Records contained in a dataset
********************

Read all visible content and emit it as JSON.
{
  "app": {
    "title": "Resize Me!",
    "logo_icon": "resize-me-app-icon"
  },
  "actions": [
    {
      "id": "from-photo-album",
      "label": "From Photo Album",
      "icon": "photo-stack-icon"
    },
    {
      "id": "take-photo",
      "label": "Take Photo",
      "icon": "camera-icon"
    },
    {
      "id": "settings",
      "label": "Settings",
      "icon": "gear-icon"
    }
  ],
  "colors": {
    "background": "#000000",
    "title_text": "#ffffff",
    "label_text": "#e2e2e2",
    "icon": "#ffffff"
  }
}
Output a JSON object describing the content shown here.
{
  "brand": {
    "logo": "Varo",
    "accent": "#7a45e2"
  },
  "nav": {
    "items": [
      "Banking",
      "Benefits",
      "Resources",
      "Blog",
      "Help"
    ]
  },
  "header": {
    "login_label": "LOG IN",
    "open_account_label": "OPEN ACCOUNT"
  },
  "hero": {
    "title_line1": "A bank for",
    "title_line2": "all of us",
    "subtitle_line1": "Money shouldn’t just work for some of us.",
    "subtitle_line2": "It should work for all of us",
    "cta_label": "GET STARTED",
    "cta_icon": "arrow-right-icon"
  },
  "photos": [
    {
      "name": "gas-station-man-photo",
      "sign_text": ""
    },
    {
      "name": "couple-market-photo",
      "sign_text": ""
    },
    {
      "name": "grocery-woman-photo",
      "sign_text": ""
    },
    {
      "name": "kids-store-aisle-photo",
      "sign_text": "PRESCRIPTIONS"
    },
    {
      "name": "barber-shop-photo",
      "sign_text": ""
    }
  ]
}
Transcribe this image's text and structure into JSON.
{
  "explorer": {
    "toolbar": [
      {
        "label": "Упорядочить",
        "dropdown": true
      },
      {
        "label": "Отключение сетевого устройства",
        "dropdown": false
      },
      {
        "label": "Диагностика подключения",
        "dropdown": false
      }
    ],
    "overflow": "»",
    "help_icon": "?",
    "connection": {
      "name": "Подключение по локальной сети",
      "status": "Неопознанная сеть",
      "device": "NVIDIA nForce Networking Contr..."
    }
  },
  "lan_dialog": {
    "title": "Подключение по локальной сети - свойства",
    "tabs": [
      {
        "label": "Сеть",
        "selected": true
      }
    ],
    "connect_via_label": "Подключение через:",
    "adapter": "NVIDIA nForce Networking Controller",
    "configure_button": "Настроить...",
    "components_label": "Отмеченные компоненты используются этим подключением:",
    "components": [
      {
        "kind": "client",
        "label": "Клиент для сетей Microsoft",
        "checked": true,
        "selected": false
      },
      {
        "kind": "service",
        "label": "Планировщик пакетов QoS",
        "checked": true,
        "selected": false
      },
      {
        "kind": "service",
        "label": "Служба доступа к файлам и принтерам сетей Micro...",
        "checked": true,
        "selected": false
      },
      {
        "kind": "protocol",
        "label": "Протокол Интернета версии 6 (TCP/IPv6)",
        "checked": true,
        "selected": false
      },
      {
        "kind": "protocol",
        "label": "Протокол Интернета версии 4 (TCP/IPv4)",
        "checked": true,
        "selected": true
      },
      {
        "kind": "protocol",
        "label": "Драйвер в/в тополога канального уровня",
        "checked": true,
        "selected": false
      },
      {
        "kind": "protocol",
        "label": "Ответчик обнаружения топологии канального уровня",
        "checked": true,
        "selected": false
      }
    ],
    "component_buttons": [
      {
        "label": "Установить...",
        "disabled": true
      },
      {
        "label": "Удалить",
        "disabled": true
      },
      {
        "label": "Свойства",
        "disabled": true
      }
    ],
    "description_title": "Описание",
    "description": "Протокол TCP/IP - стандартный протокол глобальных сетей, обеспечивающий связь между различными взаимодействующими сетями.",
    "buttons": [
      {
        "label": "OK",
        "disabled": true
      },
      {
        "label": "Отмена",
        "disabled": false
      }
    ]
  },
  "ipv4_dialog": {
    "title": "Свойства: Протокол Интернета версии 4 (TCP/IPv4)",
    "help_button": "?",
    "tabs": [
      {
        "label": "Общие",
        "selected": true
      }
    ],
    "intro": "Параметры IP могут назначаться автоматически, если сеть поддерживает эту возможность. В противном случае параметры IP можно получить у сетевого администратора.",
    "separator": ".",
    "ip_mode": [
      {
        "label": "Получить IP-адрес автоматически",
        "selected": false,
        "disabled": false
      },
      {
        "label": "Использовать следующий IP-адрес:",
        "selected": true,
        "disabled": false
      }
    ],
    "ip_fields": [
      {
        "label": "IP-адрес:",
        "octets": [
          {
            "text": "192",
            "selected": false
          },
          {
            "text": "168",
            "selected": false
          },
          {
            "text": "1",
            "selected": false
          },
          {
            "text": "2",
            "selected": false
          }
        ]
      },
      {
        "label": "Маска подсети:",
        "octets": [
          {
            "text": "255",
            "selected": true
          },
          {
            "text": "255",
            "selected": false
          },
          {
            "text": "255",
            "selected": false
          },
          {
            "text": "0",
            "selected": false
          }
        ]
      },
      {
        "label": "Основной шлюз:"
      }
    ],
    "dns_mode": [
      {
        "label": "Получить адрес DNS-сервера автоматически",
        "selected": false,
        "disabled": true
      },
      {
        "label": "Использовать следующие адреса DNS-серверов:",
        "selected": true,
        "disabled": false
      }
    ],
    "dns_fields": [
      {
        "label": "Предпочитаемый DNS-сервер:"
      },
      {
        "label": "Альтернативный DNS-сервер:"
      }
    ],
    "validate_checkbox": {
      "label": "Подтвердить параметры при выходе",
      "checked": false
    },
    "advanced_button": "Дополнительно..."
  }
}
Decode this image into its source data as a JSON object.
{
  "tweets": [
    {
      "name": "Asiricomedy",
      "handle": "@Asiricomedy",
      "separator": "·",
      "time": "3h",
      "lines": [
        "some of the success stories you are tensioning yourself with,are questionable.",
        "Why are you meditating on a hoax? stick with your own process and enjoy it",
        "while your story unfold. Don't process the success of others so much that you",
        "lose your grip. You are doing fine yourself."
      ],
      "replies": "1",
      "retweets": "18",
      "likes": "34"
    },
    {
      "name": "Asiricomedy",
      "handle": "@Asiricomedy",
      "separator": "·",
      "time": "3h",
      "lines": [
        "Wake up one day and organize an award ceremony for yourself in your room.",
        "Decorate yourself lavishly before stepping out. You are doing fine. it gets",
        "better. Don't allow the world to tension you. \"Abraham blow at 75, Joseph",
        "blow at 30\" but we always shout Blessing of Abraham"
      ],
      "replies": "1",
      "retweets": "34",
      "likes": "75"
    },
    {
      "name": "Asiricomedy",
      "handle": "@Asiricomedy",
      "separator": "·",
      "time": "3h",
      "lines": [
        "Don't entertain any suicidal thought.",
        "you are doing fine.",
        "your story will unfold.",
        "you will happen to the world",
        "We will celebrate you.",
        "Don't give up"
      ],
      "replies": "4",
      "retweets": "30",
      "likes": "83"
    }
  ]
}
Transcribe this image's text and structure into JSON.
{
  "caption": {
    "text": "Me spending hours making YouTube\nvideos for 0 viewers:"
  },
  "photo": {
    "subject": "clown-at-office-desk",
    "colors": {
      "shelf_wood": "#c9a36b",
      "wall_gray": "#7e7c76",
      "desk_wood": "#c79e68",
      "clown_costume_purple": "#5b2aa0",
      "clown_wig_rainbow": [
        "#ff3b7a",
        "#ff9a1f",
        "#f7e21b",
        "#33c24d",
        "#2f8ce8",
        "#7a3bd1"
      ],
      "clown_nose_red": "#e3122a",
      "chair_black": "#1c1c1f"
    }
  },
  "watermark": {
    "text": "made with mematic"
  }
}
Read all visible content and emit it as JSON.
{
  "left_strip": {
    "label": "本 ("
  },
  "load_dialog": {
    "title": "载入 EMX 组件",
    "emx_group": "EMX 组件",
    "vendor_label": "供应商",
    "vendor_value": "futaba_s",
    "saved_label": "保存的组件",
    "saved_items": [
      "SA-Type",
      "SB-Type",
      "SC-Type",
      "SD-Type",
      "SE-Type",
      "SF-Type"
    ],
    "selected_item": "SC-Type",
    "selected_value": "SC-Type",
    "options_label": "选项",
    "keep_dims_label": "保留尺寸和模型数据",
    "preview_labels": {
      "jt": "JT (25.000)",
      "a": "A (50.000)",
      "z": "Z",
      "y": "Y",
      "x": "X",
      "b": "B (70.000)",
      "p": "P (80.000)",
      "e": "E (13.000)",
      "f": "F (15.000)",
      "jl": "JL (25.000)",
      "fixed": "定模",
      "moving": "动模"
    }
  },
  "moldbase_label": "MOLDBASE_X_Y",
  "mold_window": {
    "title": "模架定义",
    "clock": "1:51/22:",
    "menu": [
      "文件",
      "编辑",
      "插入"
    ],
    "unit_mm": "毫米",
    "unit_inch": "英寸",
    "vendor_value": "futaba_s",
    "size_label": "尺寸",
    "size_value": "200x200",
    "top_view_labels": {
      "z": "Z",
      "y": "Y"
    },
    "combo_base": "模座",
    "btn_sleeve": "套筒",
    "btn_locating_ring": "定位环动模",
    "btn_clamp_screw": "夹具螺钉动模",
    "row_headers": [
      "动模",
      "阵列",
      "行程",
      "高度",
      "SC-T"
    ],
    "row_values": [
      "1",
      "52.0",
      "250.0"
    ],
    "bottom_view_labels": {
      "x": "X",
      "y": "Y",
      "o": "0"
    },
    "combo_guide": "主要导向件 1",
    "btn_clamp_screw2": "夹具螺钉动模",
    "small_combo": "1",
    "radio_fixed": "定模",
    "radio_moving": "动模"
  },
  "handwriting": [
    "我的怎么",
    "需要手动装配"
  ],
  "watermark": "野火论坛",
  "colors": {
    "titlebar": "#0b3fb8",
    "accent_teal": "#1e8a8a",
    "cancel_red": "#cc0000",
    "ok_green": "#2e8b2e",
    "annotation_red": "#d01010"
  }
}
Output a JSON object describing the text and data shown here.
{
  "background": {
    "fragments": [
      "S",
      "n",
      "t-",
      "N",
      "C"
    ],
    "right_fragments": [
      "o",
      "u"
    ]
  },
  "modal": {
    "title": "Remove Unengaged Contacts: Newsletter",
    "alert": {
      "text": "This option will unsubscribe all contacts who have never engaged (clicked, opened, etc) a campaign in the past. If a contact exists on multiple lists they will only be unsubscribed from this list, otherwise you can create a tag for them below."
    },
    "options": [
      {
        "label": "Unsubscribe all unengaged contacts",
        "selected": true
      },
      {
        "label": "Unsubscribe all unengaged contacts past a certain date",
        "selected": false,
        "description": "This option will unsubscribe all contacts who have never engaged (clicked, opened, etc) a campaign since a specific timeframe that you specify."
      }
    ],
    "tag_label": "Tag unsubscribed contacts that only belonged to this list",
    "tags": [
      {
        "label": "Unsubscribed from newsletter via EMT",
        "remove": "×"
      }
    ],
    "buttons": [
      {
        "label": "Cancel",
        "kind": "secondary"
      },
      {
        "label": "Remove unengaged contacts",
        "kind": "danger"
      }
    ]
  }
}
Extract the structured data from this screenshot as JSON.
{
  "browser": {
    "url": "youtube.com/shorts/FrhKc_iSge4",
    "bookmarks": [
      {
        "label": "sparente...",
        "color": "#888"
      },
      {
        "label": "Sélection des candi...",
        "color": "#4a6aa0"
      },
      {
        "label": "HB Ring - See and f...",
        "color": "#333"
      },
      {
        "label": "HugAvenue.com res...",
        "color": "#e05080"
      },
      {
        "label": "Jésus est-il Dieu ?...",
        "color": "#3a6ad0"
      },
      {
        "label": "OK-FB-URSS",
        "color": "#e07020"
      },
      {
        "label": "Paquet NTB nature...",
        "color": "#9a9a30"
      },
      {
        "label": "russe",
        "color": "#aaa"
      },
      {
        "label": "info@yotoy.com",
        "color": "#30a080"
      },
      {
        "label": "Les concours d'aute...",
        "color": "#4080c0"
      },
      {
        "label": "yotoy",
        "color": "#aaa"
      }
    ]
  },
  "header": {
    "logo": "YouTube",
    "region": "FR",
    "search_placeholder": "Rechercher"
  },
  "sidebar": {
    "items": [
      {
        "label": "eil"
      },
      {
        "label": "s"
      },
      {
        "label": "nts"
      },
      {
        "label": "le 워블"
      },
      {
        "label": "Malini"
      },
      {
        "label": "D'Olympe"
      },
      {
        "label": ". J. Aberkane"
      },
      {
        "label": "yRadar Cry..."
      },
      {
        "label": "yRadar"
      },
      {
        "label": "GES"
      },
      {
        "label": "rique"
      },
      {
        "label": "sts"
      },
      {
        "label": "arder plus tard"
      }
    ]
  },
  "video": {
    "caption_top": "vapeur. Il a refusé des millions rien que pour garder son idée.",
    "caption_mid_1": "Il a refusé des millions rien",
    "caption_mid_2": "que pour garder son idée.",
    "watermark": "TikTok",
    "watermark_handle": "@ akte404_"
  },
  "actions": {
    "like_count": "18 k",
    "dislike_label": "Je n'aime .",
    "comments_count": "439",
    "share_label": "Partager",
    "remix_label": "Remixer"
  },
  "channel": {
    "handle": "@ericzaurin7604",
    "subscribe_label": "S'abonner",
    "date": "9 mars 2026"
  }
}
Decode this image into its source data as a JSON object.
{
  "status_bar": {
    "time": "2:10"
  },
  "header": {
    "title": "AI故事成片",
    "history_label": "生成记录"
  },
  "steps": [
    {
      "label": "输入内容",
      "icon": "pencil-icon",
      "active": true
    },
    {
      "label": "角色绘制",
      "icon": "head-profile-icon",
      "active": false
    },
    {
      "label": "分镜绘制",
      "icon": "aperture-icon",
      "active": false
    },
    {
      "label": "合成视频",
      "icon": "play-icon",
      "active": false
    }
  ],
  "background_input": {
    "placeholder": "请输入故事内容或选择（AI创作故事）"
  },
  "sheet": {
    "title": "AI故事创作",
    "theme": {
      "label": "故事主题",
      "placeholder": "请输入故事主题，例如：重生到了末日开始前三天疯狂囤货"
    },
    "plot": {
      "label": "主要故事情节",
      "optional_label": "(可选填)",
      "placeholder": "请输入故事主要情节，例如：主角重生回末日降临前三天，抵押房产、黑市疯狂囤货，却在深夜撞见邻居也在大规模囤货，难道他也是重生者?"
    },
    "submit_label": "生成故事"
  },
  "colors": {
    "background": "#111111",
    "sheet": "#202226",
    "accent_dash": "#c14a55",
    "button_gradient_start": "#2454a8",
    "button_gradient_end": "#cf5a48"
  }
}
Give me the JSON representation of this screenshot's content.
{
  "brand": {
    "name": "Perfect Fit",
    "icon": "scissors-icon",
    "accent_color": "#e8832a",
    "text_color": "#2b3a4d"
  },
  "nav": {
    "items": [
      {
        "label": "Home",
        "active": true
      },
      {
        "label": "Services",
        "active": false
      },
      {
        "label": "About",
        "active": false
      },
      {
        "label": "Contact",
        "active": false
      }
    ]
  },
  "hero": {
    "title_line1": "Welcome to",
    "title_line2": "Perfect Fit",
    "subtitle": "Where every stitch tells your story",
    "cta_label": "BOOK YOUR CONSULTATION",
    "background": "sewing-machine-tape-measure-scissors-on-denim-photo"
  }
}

********************

* **DO THIS**
Show each line of the data that contains the string "garder".

* **ANSWER FOR THE TASK**
    "caption_top": "vapeur. Il a refusé des millions rien que pour garder son idée.",
    "caption_mid_2": "que pour garder son idée.",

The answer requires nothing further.